Exercise description:
Take each line containing the word "JSON" and copy it.
---+---
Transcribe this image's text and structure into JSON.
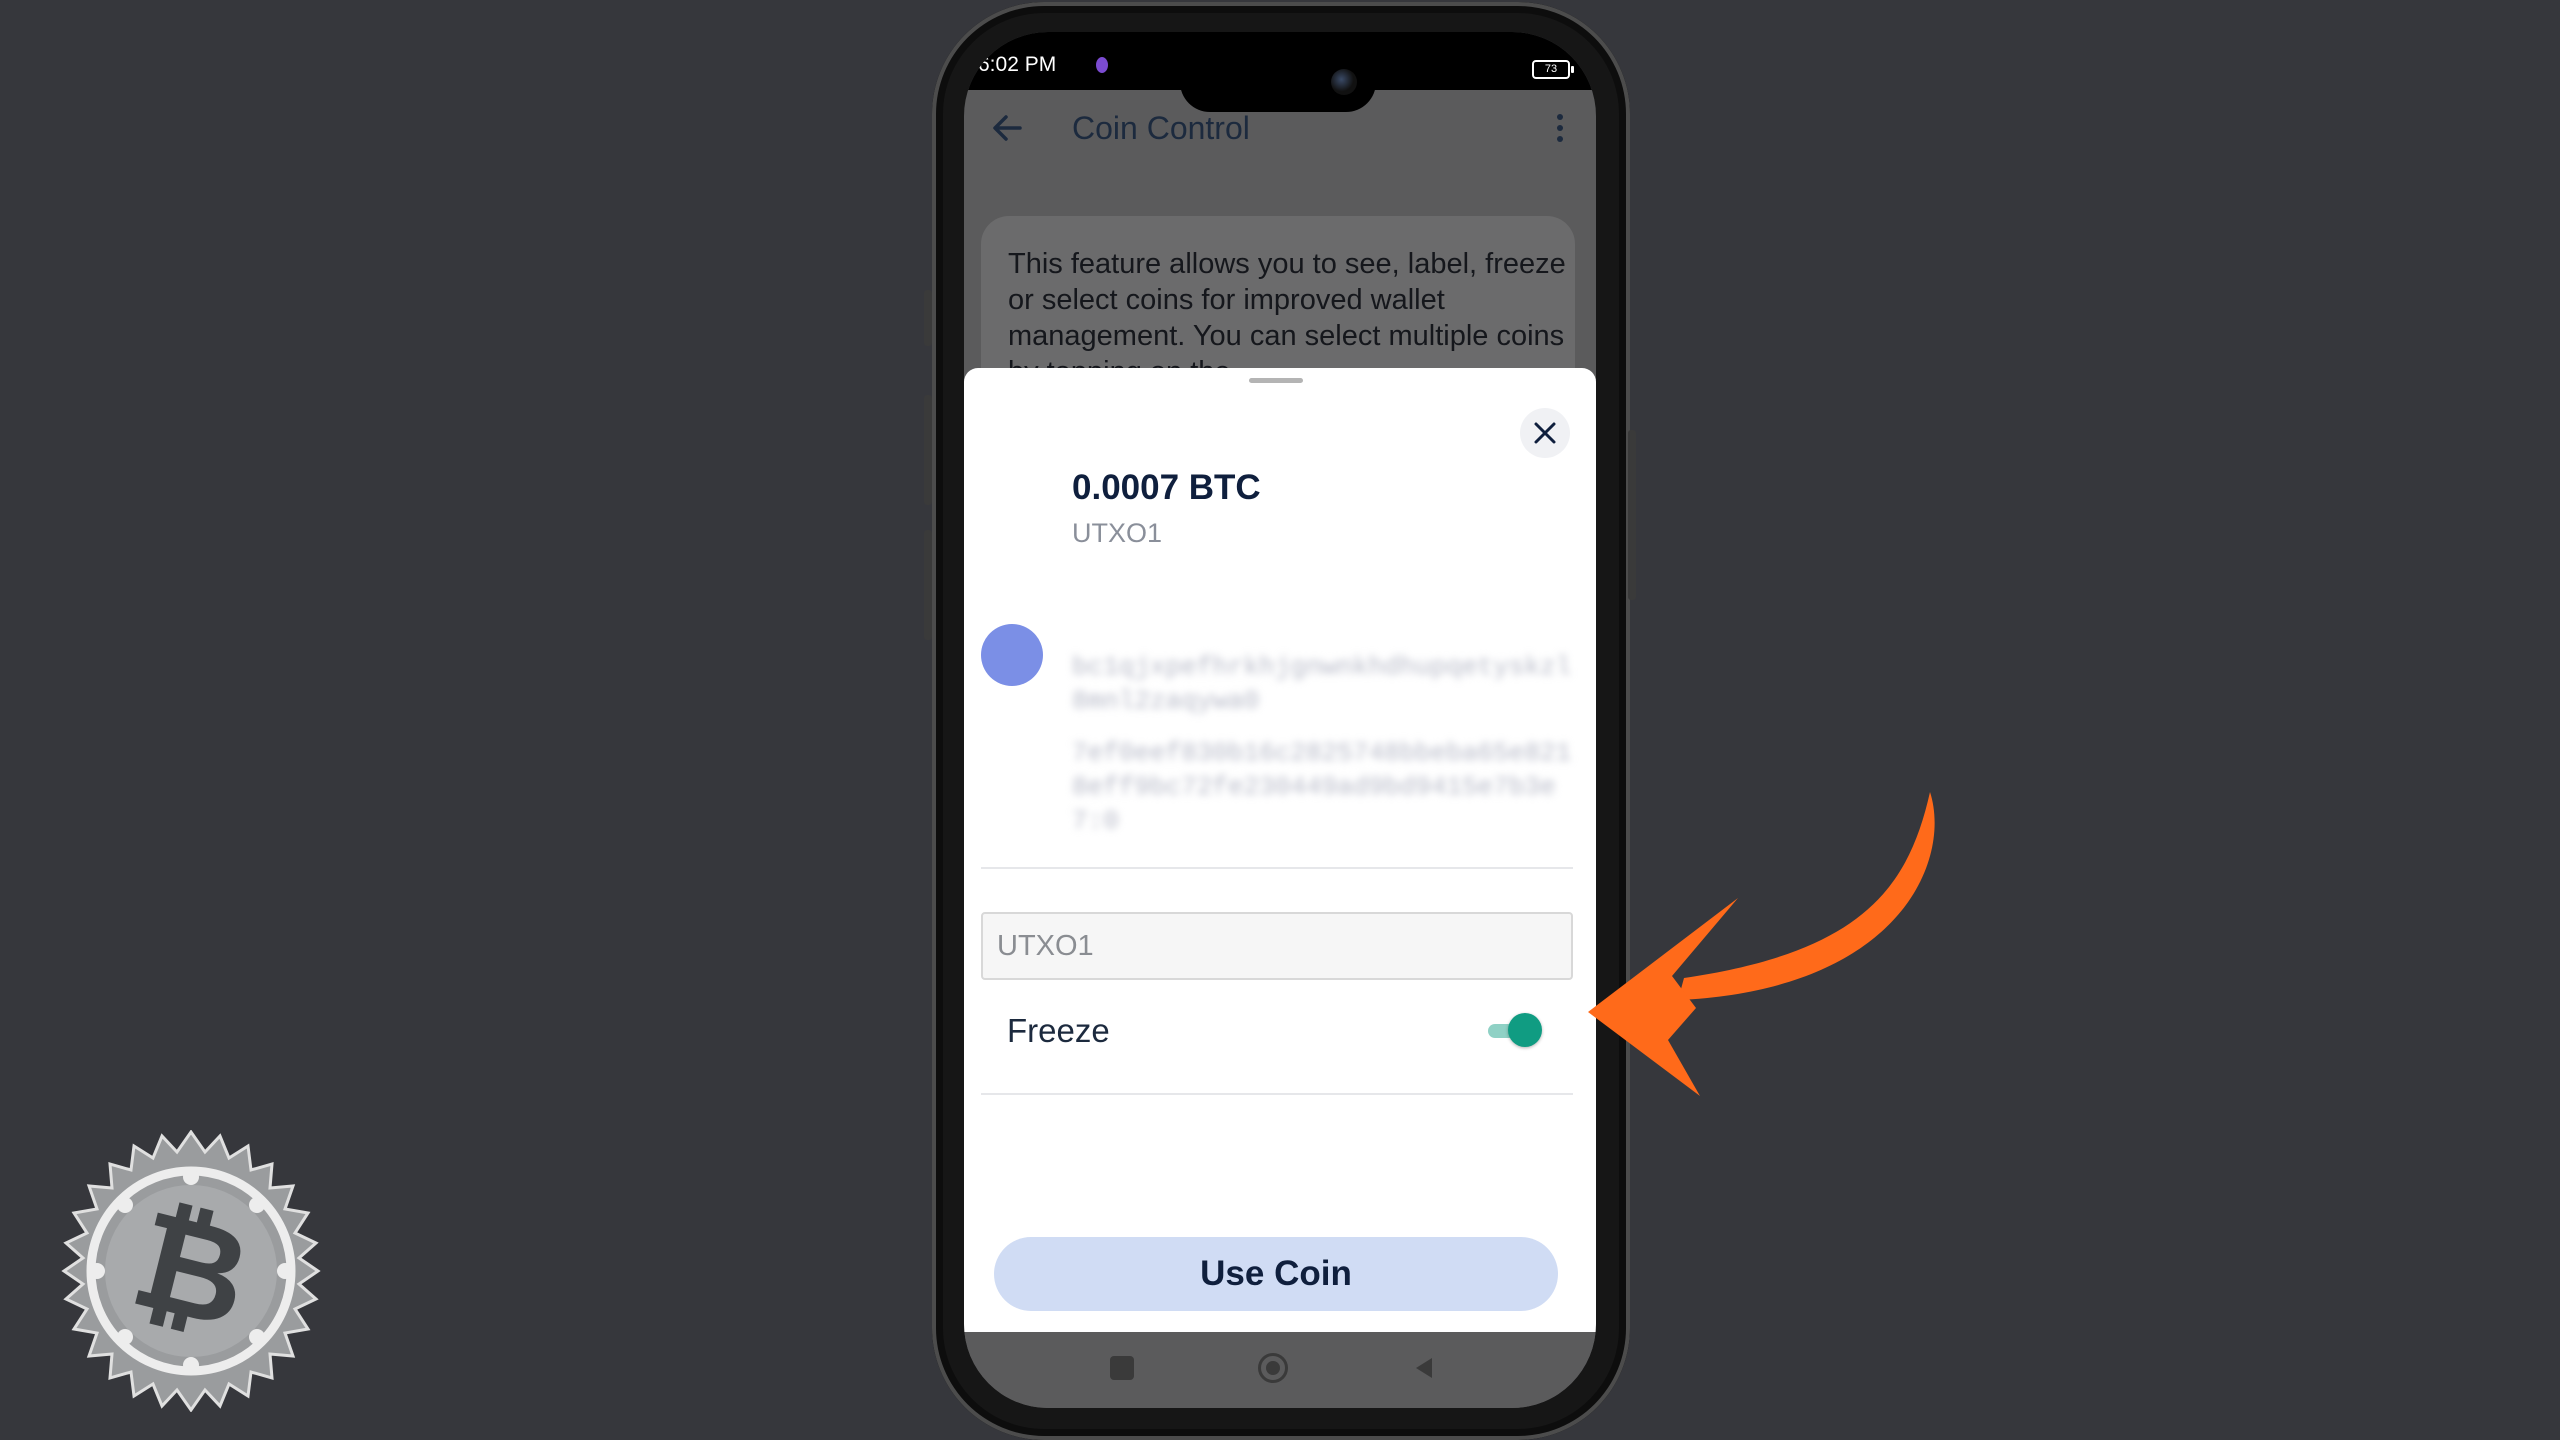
{
  "status_bar": {
    "time": "6:02 PM",
    "battery": "73"
  },
  "app_bar": {
    "title": "Coin Control"
  },
  "info_card": {
    "text": "This feature allows you to see, label, freeze or select coins for improved wallet management. You can select multiple coins by tapping on the"
  },
  "sheet": {
    "amount": "0.0007 BTC",
    "label": "UTXO1",
    "address_blurred": "bc1qjxpefhrkhjgnwnkhdhupqetyskzl8mnl2zaqywa0",
    "txid_blurred": "7ef0eef830b16c2825748bbeba65e8218eff9bc72fe230449ad9bd9415e7b3e7:0",
    "label_input_value": "UTXO1",
    "freeze_label": "Freeze",
    "freeze_on": true,
    "use_coin_label": "Use Coin"
  },
  "colors": {
    "background": "#36373c",
    "accent_toggle": "#109c82",
    "button_bg": "#d0dcf4",
    "annotation_arrow": "#ff6a1a"
  },
  "icons": {
    "back": "arrow-left-icon",
    "more": "more-vertical-icon",
    "close": "close-icon",
    "logo": "bitcoin-badge-logo",
    "annotation": "curved-arrow"
  }
}
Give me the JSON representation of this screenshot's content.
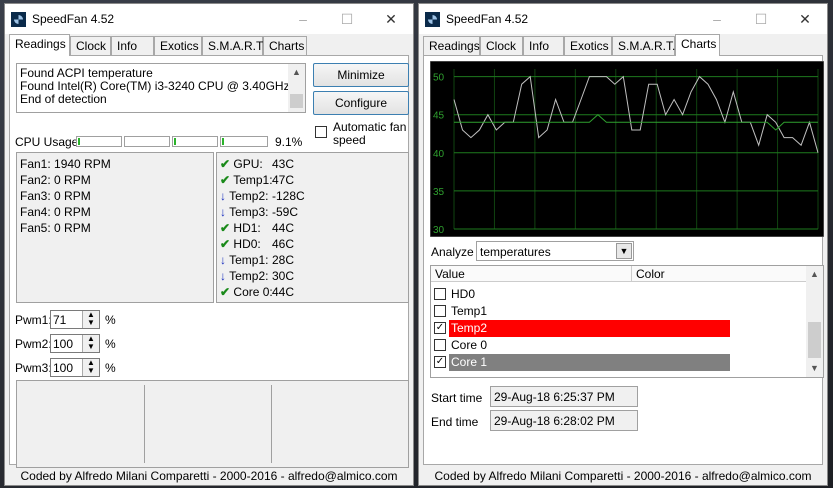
{
  "app_title": "SpeedFan 4.52",
  "titlebar_buttons": {
    "minimize": "–",
    "maximize": "☐",
    "close": "✕"
  },
  "tabs": [
    "Readings",
    "Clock",
    "Info",
    "Exotics",
    "S.M.A.R.T.",
    "Charts"
  ],
  "footer": "Coded by Alfredo Milani Comparetti - 2000-2016 - alfredo@almico.com",
  "readings": {
    "log_lines": [
      "Found ACPI temperature",
      "Found Intel(R) Core(TM) i3-3240 CPU @ 3.40GHz",
      "End of detection"
    ],
    "minimize_label": "Minimize",
    "configure_label": "Configure",
    "auto_fan_label": "Automatic fan speed",
    "auto_fan_line1": "Automatic fan",
    "auto_fan_line2": "speed",
    "auto_fan_checked": false,
    "cpu_usage_label": "CPU Usage",
    "cpu_usage_value": "9.1%",
    "cpu_core_usage_fractions": [
      0.03,
      0.0,
      0.03,
      0.02
    ],
    "fans": [
      "Fan1: 1940 RPM",
      "Fan2: 0 RPM",
      "Fan3: 0 RPM",
      "Fan4: 0 RPM",
      "Fan5: 0 RPM"
    ],
    "temps": [
      {
        "status": "ok",
        "name": "GPU:",
        "value": "43C"
      },
      {
        "status": "ok",
        "name": "Temp1:",
        "value": "47C"
      },
      {
        "status": "down",
        "name": "Temp2:",
        "value": "-128C"
      },
      {
        "status": "down",
        "name": "Temp3:",
        "value": "-59C"
      },
      {
        "status": "ok",
        "name": "HD1:",
        "value": "44C"
      },
      {
        "status": "ok",
        "name": "HD0:",
        "value": "46C"
      },
      {
        "status": "down",
        "name": "Temp1:",
        "value": "28C"
      },
      {
        "status": "down",
        "name": "Temp2:",
        "value": "30C"
      },
      {
        "status": "ok",
        "name": "Core 0:",
        "value": "44C"
      }
    ],
    "pwms": [
      {
        "label": "Pwm1:",
        "value": "71",
        "unit": "%"
      },
      {
        "label": "Pwm2:",
        "value": "100",
        "unit": "%"
      },
      {
        "label": "Pwm3:",
        "value": "100",
        "unit": "%"
      }
    ],
    "status_icons": {
      "ok": "✔",
      "down": "↓"
    }
  },
  "charts": {
    "analyze_label": "Analyze",
    "analyze_value": "temperatures",
    "list_headers": {
      "value": "Value",
      "color": "Color"
    },
    "list_items": [
      {
        "label": "HD0",
        "checked": false,
        "color": ""
      },
      {
        "label": "Temp1",
        "checked": false,
        "color": ""
      },
      {
        "label": "Temp2",
        "checked": true,
        "color": "#ff0000"
      },
      {
        "label": "Core 0",
        "checked": false,
        "color": ""
      },
      {
        "label": "Core 1",
        "checked": true,
        "color": "#808080"
      }
    ],
    "start_time_label": "Start time",
    "start_time_value": "29-Aug-18 6:25:37 PM",
    "end_time_label": "End time",
    "end_time_value": "29-Aug-18 6:28:02 PM",
    "checkbox_mark": "✓"
  },
  "chart_data": {
    "type": "line",
    "y_ticks": [
      "50",
      "45",
      "40",
      "35",
      "30"
    ],
    "ylim": [
      30,
      51
    ],
    "grid": true,
    "background_color": "#000000",
    "grid_color": "#1e7a1e",
    "series": [
      {
        "color": "#c0c0c0",
        "values": [
          47,
          43,
          42,
          43,
          45,
          43,
          44,
          44,
          49,
          50,
          42,
          43,
          47,
          44,
          44,
          47,
          50,
          50,
          50,
          49,
          50,
          43,
          43,
          49,
          49,
          45,
          47,
          45,
          48,
          50,
          49,
          47,
          44,
          48,
          44,
          44,
          41,
          45,
          44,
          42,
          42,
          41,
          44,
          40
        ]
      },
      {
        "color": "#2fa02f",
        "values": [
          44,
          44,
          44,
          44,
          44,
          44,
          44,
          44,
          44,
          44,
          44,
          44,
          44,
          44,
          44,
          44,
          44,
          45,
          44,
          44,
          44,
          44,
          44,
          44,
          44,
          44,
          44,
          44,
          44,
          44,
          44,
          44,
          44,
          44,
          44,
          44,
          44,
          44,
          43,
          44,
          44,
          44,
          44,
          44
        ]
      }
    ]
  }
}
---+---
The response:
Transcribe this image's text and structure into JSON.
Give me the JSON representation of this screenshot's content.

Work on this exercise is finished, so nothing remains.